[EXERCISE REQUIREMENTS]
A. Answer these questions from the Beowulf cluster post:
(i) What email address is given for the sender?
(ii) By what factor would improving network throughput, CPU power, or component reliability have to happen, according to the quoted passage, to bring an immediate and dramatic productivity increase?
(iii) In the reply, which resource is the limit for data distribution?
B. Resume the Beowulf cluster post after its final sentence, keeping the tone of a mailing-list reply about cluster performance.

··· PASSAGE SHOWN ···

[Beowulf] Re: Why Do Clusters Suck?
mathog at mendel.bio.caltech.edu
Tue Mar 22 14:12:05 PST 2005
> On Tue, 2005-03-22 at 12:42, David Mathog wrote:
> > More to the point, while there is certainly a lot
> > of room for improvement, an awful lot of work is
> > getting done today using existing cluster technology
> > and it's far from clear to me that an advance
> > in cluster management software would result in much more
> > productivity. As opposed to, for instance, improving
> > network throughput, CPU power, or component reliability by
> > a factor of 10, any one of which would lead to an immediate
> > and dramatic productivity increase.
> Would it?
Yes. Programs tend to either be CPU limited and/or bandwidth
limited. If you improve the relevant components the program
will speed up to the point that something else becomes the new
bottleneck. For most of our work now the CPU or memory bandwidth
is limiting but for some operations (data distribution) the
network bandwidth is.

··· DATA RECORDS ···

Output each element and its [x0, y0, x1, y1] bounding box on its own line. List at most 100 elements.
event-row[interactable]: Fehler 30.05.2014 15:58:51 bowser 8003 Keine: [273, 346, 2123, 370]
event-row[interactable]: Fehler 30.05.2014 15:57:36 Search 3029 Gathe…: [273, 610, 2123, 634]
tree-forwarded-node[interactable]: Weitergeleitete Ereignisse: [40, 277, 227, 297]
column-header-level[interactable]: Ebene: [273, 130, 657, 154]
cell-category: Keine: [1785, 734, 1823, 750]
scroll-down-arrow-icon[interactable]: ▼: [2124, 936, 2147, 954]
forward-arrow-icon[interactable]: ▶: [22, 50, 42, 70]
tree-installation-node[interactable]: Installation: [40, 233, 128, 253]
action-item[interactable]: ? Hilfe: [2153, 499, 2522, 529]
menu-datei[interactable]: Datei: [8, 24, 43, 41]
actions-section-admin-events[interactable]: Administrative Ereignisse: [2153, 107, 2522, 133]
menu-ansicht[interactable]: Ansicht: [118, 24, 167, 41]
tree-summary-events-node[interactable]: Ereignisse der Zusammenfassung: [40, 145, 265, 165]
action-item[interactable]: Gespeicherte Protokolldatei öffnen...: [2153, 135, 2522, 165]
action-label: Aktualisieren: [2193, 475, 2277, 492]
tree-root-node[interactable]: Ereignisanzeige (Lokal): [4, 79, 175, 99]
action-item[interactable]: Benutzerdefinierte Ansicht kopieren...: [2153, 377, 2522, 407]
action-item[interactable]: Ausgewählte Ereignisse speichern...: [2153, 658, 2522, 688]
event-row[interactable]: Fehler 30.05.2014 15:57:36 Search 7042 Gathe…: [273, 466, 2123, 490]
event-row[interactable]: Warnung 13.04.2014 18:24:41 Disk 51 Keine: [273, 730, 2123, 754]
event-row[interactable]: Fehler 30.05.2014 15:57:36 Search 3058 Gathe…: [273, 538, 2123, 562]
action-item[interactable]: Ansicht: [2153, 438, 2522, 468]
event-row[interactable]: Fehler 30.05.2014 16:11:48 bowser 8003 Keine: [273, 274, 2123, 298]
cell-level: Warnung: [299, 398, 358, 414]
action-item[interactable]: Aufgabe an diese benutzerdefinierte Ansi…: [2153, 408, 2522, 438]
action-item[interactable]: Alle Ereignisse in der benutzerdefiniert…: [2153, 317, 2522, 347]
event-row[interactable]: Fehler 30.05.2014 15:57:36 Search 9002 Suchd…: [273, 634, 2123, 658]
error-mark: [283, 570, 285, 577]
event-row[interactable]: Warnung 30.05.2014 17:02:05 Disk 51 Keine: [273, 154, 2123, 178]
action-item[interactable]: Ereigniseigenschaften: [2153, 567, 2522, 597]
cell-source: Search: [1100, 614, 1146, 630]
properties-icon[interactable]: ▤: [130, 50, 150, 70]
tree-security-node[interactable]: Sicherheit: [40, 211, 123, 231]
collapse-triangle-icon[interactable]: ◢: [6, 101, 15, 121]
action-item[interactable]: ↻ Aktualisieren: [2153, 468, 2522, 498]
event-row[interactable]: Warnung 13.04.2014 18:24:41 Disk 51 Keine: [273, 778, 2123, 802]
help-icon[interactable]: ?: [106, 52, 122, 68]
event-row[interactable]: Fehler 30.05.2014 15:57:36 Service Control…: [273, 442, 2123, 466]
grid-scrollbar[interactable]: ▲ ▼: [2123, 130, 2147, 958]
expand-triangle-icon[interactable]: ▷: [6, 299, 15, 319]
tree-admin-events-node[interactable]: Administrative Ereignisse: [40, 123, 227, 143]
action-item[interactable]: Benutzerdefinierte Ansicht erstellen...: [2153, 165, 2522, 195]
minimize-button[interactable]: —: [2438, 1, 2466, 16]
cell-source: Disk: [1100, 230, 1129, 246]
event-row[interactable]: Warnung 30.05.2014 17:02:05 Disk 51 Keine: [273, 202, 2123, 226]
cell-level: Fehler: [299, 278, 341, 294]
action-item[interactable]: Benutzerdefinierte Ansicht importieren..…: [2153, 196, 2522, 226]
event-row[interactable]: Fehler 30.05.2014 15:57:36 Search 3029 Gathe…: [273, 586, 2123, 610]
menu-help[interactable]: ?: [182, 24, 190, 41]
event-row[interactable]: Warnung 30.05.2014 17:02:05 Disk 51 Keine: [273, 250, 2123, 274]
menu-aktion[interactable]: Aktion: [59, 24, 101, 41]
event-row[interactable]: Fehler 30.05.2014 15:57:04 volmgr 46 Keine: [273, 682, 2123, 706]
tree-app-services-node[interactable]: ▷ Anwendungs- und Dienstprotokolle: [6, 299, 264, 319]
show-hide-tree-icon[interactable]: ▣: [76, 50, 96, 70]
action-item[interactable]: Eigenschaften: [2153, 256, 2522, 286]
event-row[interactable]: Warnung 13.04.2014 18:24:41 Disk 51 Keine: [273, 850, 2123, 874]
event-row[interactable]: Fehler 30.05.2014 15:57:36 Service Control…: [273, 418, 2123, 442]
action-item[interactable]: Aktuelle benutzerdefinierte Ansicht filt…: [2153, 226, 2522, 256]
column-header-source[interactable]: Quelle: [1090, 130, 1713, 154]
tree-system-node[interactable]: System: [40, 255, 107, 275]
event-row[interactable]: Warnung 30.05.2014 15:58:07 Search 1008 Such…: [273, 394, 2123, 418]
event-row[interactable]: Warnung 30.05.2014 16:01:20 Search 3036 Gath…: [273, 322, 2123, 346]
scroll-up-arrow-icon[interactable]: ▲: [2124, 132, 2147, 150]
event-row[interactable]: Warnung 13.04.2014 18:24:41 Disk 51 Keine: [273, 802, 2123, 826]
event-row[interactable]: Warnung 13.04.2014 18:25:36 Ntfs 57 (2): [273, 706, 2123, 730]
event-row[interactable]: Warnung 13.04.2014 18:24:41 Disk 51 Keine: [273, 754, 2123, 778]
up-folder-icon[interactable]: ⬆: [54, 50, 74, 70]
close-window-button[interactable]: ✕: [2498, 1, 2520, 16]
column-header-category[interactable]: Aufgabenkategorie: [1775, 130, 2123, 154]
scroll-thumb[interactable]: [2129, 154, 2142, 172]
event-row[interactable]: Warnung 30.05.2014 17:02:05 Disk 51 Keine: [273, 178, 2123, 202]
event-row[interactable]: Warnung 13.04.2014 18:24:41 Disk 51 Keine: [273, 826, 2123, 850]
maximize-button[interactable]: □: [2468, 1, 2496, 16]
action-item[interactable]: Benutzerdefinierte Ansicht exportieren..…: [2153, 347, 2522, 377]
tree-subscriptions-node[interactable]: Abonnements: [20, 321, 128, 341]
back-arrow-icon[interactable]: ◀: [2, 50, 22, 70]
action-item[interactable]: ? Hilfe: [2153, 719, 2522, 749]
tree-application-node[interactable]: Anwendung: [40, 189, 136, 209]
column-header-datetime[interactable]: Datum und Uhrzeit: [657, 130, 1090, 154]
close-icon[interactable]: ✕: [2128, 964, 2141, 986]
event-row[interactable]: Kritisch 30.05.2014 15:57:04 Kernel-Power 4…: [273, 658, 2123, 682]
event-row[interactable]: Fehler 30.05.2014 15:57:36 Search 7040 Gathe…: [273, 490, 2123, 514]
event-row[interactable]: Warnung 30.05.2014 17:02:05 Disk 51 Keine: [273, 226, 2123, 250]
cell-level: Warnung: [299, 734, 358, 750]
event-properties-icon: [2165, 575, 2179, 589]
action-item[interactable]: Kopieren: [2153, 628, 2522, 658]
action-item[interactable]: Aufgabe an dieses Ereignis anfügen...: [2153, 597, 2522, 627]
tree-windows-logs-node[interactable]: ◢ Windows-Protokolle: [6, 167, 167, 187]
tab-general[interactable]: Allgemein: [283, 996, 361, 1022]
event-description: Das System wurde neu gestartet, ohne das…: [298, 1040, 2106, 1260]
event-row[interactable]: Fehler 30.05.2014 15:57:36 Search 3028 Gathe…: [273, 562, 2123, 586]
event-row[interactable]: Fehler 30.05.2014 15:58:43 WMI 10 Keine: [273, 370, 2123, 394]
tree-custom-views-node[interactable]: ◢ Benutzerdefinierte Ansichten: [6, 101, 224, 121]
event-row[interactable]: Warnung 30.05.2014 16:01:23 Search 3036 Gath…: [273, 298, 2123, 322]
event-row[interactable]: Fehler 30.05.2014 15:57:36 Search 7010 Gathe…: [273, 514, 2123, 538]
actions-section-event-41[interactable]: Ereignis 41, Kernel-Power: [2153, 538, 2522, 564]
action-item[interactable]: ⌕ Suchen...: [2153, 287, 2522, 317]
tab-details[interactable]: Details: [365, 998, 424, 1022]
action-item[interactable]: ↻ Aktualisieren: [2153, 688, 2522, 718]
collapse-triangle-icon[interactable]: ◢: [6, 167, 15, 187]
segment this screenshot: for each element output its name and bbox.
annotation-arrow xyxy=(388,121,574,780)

···

[ANSWER SET]
A.
(i) mathog at mendel.bio.caltech.edu
(ii) A factor of 10
(iii) Network bandwidth

B.
> Myrinet or IB is more than enough bandwidth for
Ok. Now imagine what would happen if you dropped back to 100baseT,
which is what I'm still using.
(weather and ocean modes, nearest neighbor communications), we prefer
> better latency.
> We have over a thousand nodes and hardware
> reliability has never significantly impacted our users and their
We've lost up to 2 of our 20 nodes at a time. Most of our
tasks depend upon particular data set slices being distributed
across the nodes. When one node goes down it takes several
hours to redistribute the data appropriately among the
remaining nodes. If I had 1000 nodes this would become
enough of a problem that I'd have to redo the data distribution
method and build in something resembling a RAID like redundancy.
> Our biggest problem is the immaturity of development
I feel your pain on that one.
> It is all too common to hear
> developers tell me things like "does it work if you turn off bounds
Egads! I'm a big fan of building and testing programs on as many
completely different platforms as possible, and with every
possible warning enabled. That does wonders for wringing latent
bugs out of code.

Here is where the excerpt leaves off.